- **Problems to solve**
1) In the passage on freedom and security, starting with "There are a" and going on through "of the other?", swap "citizenry" for "nation" and write out that stretch.
2) Pick up the passage on freedom and security right after its last sentence and keep writing it.

- **Passage**

::::

There are a number of essential principles that compose the fabric of who we are as a citizenry: freedom of speech, freedom to worship, freedom to wear white after Labor Day. These are the freedoms on which we agree—and many would say the agreement ends there (even if “winter white” continues to be divisive). We are bitterly divided on reproductive rights, on gay rights and on what one might term as gun rights. These topics of debate are united by the same fundamental tension—the pull between freedom and the limitations on freedom for the sake of security. How much of one must we give up in order to receive an adequate proportion of the other?

::::

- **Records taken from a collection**
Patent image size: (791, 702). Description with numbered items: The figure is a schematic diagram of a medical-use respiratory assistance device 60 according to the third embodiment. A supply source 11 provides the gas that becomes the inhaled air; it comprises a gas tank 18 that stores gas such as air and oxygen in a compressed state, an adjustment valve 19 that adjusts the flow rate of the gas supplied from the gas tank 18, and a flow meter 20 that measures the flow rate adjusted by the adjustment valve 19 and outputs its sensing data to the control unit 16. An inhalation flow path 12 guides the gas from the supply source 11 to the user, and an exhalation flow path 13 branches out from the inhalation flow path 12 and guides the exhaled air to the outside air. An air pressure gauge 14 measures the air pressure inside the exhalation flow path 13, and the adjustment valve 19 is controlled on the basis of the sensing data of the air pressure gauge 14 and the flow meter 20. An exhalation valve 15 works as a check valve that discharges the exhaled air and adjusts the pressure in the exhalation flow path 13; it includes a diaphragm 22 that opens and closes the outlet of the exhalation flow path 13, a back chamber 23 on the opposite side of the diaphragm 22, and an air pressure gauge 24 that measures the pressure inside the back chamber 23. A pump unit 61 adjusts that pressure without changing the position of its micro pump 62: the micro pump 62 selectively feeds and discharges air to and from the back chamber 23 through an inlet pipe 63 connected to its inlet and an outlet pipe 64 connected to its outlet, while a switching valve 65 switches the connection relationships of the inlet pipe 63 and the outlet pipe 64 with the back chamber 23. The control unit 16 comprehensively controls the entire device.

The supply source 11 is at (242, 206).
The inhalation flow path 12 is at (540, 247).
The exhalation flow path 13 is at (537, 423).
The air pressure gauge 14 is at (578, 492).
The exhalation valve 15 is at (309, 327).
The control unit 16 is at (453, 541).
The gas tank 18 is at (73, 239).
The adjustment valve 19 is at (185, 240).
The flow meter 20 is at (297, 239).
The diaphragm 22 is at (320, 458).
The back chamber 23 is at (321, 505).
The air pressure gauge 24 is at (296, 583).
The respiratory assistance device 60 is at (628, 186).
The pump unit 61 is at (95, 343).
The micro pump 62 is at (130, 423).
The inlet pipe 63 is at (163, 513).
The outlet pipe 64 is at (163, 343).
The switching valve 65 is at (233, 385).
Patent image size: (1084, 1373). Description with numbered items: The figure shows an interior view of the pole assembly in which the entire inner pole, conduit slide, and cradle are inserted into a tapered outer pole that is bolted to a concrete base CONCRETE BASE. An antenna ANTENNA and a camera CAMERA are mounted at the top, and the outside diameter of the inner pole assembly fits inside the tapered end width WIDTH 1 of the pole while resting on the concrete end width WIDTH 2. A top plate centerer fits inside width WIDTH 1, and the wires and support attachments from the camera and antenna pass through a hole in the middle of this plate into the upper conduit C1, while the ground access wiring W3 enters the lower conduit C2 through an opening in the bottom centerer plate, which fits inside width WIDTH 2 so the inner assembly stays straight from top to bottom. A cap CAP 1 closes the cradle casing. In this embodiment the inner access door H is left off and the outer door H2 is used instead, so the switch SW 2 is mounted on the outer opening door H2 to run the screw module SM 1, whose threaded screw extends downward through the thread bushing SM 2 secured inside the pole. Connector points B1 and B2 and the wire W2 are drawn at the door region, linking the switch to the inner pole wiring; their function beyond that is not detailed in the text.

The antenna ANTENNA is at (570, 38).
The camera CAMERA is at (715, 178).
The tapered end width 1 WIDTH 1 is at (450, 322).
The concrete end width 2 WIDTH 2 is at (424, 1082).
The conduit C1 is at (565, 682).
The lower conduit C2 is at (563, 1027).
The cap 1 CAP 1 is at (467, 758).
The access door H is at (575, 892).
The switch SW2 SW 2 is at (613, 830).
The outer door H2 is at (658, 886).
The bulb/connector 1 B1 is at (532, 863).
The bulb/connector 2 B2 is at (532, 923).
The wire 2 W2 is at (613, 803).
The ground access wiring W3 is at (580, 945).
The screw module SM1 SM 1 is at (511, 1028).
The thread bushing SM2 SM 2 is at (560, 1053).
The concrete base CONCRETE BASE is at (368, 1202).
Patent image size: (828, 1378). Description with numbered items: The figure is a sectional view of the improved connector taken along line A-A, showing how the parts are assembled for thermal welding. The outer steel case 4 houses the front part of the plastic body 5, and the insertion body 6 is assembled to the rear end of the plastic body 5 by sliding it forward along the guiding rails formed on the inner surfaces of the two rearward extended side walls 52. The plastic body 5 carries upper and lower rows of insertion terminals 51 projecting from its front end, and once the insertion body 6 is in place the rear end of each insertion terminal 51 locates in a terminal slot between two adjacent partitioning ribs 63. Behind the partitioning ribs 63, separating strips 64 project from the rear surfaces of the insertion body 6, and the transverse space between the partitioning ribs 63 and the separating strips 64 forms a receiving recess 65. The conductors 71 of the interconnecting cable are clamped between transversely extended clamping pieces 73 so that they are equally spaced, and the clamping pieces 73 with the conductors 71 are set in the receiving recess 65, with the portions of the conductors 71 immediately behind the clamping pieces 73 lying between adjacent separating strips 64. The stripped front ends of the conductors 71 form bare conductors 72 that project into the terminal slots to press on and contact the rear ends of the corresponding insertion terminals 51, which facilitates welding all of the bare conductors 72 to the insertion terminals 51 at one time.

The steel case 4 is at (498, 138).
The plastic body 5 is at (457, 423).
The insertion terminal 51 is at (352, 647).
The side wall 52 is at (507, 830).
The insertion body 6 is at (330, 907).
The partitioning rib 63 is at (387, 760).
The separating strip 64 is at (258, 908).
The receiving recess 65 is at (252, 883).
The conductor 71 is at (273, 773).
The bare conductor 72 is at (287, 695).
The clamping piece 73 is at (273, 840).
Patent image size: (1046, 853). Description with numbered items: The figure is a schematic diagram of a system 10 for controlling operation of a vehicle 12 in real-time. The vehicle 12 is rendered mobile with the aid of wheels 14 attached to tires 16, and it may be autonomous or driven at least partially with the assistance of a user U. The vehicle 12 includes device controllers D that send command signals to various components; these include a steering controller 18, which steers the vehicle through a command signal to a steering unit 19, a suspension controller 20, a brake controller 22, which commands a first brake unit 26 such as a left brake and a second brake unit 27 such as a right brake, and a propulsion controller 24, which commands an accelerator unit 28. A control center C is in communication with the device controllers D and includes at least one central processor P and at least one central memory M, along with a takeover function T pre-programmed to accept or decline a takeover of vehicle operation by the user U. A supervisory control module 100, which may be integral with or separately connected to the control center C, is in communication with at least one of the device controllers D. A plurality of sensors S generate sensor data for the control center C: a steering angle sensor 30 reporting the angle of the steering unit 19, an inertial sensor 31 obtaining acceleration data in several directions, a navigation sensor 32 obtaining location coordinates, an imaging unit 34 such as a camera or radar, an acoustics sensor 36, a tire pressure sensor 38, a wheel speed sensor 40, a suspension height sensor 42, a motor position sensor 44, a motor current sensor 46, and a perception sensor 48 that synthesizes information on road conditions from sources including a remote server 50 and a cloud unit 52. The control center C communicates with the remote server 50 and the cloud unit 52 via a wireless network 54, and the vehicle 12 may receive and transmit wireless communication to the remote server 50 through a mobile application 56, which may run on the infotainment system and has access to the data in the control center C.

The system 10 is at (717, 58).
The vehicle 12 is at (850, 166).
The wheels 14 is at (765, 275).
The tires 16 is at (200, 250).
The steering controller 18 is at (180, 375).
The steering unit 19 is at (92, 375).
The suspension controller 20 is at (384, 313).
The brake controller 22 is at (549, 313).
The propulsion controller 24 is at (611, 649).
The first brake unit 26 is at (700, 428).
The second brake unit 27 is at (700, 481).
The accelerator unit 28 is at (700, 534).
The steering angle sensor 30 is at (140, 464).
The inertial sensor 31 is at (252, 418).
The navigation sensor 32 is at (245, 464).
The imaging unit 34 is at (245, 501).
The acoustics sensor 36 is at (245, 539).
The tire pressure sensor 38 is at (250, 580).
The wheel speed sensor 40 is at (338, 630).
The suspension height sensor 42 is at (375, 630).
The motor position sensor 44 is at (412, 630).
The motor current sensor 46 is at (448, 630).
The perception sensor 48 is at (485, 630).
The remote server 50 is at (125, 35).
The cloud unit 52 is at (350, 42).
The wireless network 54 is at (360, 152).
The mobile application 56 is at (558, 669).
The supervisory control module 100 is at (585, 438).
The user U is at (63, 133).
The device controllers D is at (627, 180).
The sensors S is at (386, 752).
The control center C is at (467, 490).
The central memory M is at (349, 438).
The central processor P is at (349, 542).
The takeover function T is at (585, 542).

::::

- **Responses by item number**
1)
There are a number of essential principles that compose the fabric of who we are as a nation: freedom of speech, freedom to worship, freedom to wear white after Labor Day. These are the freedoms on which we agree—and many would say the agreement ends there (even if “winter white” continues to be divisive). We are bitterly divided on reproductive rights, on gay rights and on what one might term as gun rights. These topics of debate are united by the same fundamental tension—the pull between freedom and the limitations on freedom for the sake of security. How much of one must we give up in order to receive an adequate proportion of the other?

2)
The answer isn’t easy, and it varies very much depending on whom you ask and where you ask it. There are some (here’s lookin’ at you, Pauls Rand and Ron) who believe in the paramount importance of unfettered freedom, and still others who believe in that same freedom with some key exceptions. And neither gay nor reproductive rights ever threaten physical security; rather, there are certain sectors of the population who see the exertion of those rights as a threat to the security of our national values. But the question shouldn’t be the relative importance of one over the other, freedom versus security. I think it’s fair to say no one’s a big fan of dystopian, Orwellian-Leninist-Huxleian totalitarianism, or that a rabid and chaotic state-of-nature scenario in which we fend each other off with pointy sticks is preferable either. The question can’t be the relative virtue of one side over the other—security or freedom. The dynamic is only relevant when placed in the background of the specific issue in question.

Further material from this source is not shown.